Please give the data below again in full, exactly as it stands.

________________________

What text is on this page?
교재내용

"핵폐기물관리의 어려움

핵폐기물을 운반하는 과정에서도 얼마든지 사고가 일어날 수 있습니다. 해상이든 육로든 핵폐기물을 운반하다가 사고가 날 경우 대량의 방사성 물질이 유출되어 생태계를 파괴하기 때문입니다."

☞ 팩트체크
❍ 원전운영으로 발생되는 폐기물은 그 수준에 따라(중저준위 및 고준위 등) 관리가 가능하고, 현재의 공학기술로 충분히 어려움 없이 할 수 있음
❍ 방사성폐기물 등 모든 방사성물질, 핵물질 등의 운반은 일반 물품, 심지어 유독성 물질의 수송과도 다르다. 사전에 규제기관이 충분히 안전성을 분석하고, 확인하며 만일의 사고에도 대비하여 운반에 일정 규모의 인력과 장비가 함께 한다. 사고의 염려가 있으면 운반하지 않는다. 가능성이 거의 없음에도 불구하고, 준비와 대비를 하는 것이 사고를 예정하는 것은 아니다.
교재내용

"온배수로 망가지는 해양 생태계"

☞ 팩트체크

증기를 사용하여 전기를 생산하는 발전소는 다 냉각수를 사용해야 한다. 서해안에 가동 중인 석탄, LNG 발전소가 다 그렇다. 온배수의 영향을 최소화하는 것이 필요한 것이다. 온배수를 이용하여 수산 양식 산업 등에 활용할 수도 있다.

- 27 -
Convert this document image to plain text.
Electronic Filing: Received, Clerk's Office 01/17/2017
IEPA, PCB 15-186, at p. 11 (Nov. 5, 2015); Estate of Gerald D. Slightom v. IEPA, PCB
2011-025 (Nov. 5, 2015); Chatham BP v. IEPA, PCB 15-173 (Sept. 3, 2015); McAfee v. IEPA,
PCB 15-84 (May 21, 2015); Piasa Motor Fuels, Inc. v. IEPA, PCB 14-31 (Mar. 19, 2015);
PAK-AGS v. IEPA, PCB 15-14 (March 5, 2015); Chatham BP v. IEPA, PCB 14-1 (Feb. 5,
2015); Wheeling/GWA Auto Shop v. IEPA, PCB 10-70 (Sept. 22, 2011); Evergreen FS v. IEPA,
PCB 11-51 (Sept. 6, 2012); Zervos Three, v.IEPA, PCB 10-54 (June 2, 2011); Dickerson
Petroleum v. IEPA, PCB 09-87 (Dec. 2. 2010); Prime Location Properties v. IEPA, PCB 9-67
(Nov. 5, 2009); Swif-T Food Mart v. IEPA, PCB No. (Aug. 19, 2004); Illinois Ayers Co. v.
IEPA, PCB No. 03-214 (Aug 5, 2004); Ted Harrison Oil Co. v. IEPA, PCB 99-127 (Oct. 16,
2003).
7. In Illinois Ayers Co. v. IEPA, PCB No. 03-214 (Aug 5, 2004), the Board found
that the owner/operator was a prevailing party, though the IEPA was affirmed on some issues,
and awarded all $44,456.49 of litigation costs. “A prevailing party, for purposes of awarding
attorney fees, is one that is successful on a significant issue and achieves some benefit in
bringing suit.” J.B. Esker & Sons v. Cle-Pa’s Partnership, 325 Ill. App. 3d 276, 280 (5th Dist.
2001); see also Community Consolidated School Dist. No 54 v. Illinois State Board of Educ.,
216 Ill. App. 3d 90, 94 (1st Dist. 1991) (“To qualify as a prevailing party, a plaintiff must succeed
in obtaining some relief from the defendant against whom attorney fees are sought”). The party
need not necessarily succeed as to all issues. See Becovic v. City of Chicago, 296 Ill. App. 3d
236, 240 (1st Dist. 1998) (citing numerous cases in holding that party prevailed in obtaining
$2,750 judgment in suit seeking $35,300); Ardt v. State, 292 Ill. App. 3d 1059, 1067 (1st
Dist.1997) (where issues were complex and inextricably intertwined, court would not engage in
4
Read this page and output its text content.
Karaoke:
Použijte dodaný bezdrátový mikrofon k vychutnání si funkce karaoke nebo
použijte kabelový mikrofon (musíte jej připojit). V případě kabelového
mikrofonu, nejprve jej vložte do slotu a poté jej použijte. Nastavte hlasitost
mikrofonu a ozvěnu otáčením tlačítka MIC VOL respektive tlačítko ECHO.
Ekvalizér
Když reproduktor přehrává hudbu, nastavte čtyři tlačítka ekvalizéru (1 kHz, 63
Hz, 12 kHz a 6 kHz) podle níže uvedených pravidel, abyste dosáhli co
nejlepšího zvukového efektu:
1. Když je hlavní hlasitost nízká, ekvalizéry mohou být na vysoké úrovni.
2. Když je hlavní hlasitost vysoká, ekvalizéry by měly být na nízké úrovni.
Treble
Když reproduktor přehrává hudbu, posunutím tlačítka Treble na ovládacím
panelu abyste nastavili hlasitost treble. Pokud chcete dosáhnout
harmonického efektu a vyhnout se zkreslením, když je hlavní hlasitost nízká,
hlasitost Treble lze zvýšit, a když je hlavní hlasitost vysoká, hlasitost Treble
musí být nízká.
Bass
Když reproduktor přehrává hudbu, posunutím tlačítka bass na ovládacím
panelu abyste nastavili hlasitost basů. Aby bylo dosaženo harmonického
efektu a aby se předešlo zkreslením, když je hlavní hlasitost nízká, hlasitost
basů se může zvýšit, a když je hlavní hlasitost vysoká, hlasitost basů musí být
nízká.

________________________

SOLUTION BELOW:
What text is on this page?
교재내용

"핵폐기물관리의 어려움

핵폐기물을 운반하는 과정에서도 얼마든지 사고가 일어날 수 있습니다. 해상이든 육로든 핵폐기물을 운반하다가 사고가 날 경우 대량의 방사성 물질이 유출되어 생태계를 파괴하기 때문입니다."

☞ 팩트체크
❍ 원전운영으로 발생되는 폐기물은 그 수준에 따라(중저준위 및 고준위 등) 관리가 가능하고, 현재의 공학기술로 충분히 어려움 없이 할 수 있음
❍ 방사성폐기물 등 모든 방사성물질, 핵물질 등의 운반은 일반 물품, 심지어 유독성 물질의 수송과도 다르다. 사전에 규제기관이 충분히 안전성을 분석하고, 확인하며 만일의 사고에도 대비하여 운반에 일정 규모의 인력과 장비가 함께 한다. 사고의 염려가 있으면 운반하지 않는다. 가능성이 거의 없음에도 불구하고, 준비와 대비를 하는 것이 사고를 예정하는 것은 아니다.
교재내용

"온배수로 망가지는 해양 생태계"

☞ 팩트체크

증기를 사용하여 전기를 생산하는 발전소는 다 냉각수를 사용해야 한다. 서해안에 가동 중인 석탄, LNG 발전소가 다 그렇다. 온배수의 영향을 최소화하는 것이 필요한 것이다. 온배수를 이용하여 수산 양식 산업 등에 활용할 수도 있다.

- 27 -
Convert this document image to plain text.
Electronic Filing: Received, Clerk's Office 01/17/2017
IEPA, PCB 15-186, at p. 11 (Nov. 5, 2015); Estate of Gerald D. Slightom v. IEPA, PCB
2011-025 (Nov. 5, 2015); Chatham BP v. IEPA, PCB 15-173 (Sept. 3, 2015); McAfee v. IEPA,
PCB 15-84 (May 21, 2015); Piasa Motor Fuels, Inc. v. IEPA, PCB 14-31 (Mar. 19, 2015);
PAK-AGS v. IEPA, PCB 15-14 (March 5, 2015); Chatham BP v. IEPA, PCB 14-1 (Feb. 5,
2015); Wheeling/GWA Auto Shop v. IEPA, PCB 10-70 (Sept. 22, 2011); Evergreen FS v. IEPA,
PCB 11-51 (Sept. 6, 2012); Zervos Three, v.IEPA, PCB 10-54 (June 2, 2011); Dickerson
Petroleum v. IEPA, PCB 09-87 (Dec. 2. 2010); Prime Location Properties v. IEPA, PCB 9-67
(Nov. 5, 2009); Swif-T Food Mart v. IEPA, PCB No. (Aug. 19, 2004); Illinois Ayers Co. v.
IEPA, PCB No. 03-214 (Aug 5, 2004); Ted Harrison Oil Co. v. IEPA, PCB 99-127 (Oct. 16,
2003).
7. In Illinois Ayers Co. v. IEPA, PCB No. 03-214 (Aug 5, 2004), the Board found
that the owner/operator was a prevailing party, though the IEPA was affirmed on some issues,
and awarded all $44,456.49 of litigation costs. “A prevailing party, for purposes of awarding
attorney fees, is one that is successful on a significant issue and achieves some benefit in
bringing suit.” J.B. Esker & Sons v. Cle-Pa’s Partnership, 325 Ill. App. 3d 276, 280 (5th Dist.
2001); see also Community Consolidated School Dist. No 54 v. Illinois State Board of Educ.,
216 Ill. App. 3d 90, 94 (1st Dist. 1991) (“To qualify as a prevailing party, a plaintiff must succeed
in obtaining some relief from the defendant against whom attorney fees are sought”). The party
need not necessarily succeed as to all issues. See Becovic v. City of Chicago, 296 Ill. App. 3d
236, 240 (1st Dist. 1998) (citing numerous cases in holding that party prevailed in obtaining
$2,750 judgment in suit seeking $35,300); Ardt v. State, 292 Ill. App. 3d 1059, 1067 (1st
Dist.1997) (where issues were complex and inextricably intertwined, court would not engage in
4
Read this page and output its text content.
Karaoke:
Použijte dodaný bezdrátový mikrofon k vychutnání si funkce karaoke nebo
použijte kabelový mikrofon (musíte jej připojit). V případě kabelového
mikrofonu, nejprve jej vložte do slotu a poté jej použijte. Nastavte hlasitost
mikrofonu a ozvěnu otáčením tlačítka MIC VOL respektive tlačítko ECHO.
Ekvalizér
Když reproduktor přehrává hudbu, nastavte čtyři tlačítka ekvalizéru (1 kHz, 63
Hz, 12 kHz a 6 kHz) podle níže uvedených pravidel, abyste dosáhli co
nejlepšího zvukového efektu:
1. Když je hlavní hlasitost nízká, ekvalizéry mohou být na vysoké úrovni.
2. Když je hlavní hlasitost vysoká, ekvalizéry by měly být na nízké úrovni.
Treble
Když reproduktor přehrává hudbu, posunutím tlačítka Treble na ovládacím
panelu abyste nastavili hlasitost treble. Pokud chcete dosáhnout
harmonického efektu a vyhnout se zkreslením, když je hlavní hlasitost nízká,
hlasitost Treble lze zvýšit, a když je hlavní hlasitost vysoká, hlasitost Treble
musí být nízká.
Bass
Když reproduktor přehrává hudbu, posunutím tlačítka bass na ovládacím
panelu abyste nastavili hlasitost basů. Aby bylo dosaženo harmonického
efektu a aby se předešlo zkreslením, když je hlavní hlasitost nízká, hlasitost
basů se může zvýšit, a když je hlavní hlasitost vysoká, hlasitost basů musí být
nízká.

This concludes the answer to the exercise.